Required work:
All entries are to be quoted exactly; the images stay out of the copy.

[Source records]
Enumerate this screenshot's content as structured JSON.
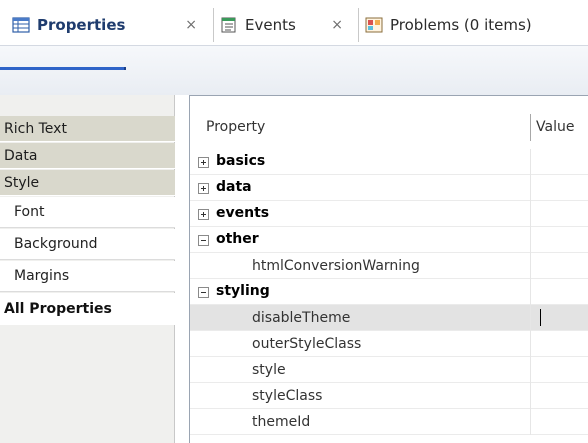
{
  "tabs": [
    {
      "label": "Properties",
      "close": "×",
      "icon": "properties-grid-icon",
      "active": true
    },
    {
      "label": "Events",
      "close": "×",
      "icon": "events-list-icon",
      "active": false
    },
    {
      "label": "Problems (0 items)",
      "icon": "problems-icon",
      "active": false
    }
  ],
  "categories": {
    "rich_text": "Rich Text",
    "data": "Data",
    "style": "Style",
    "font": "Font",
    "background": "Background",
    "margins": "Margins",
    "all_properties": "All Properties"
  },
  "table": {
    "col_property": "Property",
    "col_value": "Value",
    "groups": {
      "basics": "basics",
      "data": "data",
      "events": "events",
      "other": "other",
      "styling": "styling"
    },
    "leaves": {
      "html_conversion_warning": "htmlConversionWarning",
      "disable_theme": "disableTheme",
      "outer_style_class": "outerStyleClass",
      "style": "style",
      "style_class": "styleClass",
      "theme_id": "themeId"
    }
  },
  "colors": {
    "accent": "#2f64c8",
    "category_bg": "#d9d8cc",
    "selected_row": "#e3e3e3"
  }
}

Exercise solution:
Enumerate this screenshot's content as structured JSON.
{
  "tabs": [
    {
      "label": "Properties",
      "close": "×",
      "icon": "properties-grid-icon",
      "active": true
    },
    {
      "label": "Events",
      "close": "×",
      "icon": "events-list-icon",
      "active": false
    },
    {
      "label": "Problems (0 items)",
      "icon": "problems-icon",
      "active": false
    }
  ],
  "categories": {
    "rich_text": "Rich Text",
    "data": "Data",
    "style": "Style",
    "font": "Font",
    "background": "Background",
    "margins": "Margins",
    "all_properties": "All Properties"
  },
  "table": {
    "col_property": "Property",
    "col_value": "Value",
    "groups": {
      "basics": "basics",
      "data": "data",
      "events": "events",
      "other": "other",
      "styling": "styling"
    },
    "leaves": {
      "html_conversion_warning": "htmlConversionWarning",
      "disable_theme": "disableTheme",
      "outer_style_class": "outerStyleClass",
      "style": "style",
      "style_class": "styleClass",
      "theme_id": "themeId"
    }
  },
  "colors": {
    "accent": "#2f64c8",
    "category_bg": "#d9d8cc",
    "selected_row": "#e3e3e3"
  }
}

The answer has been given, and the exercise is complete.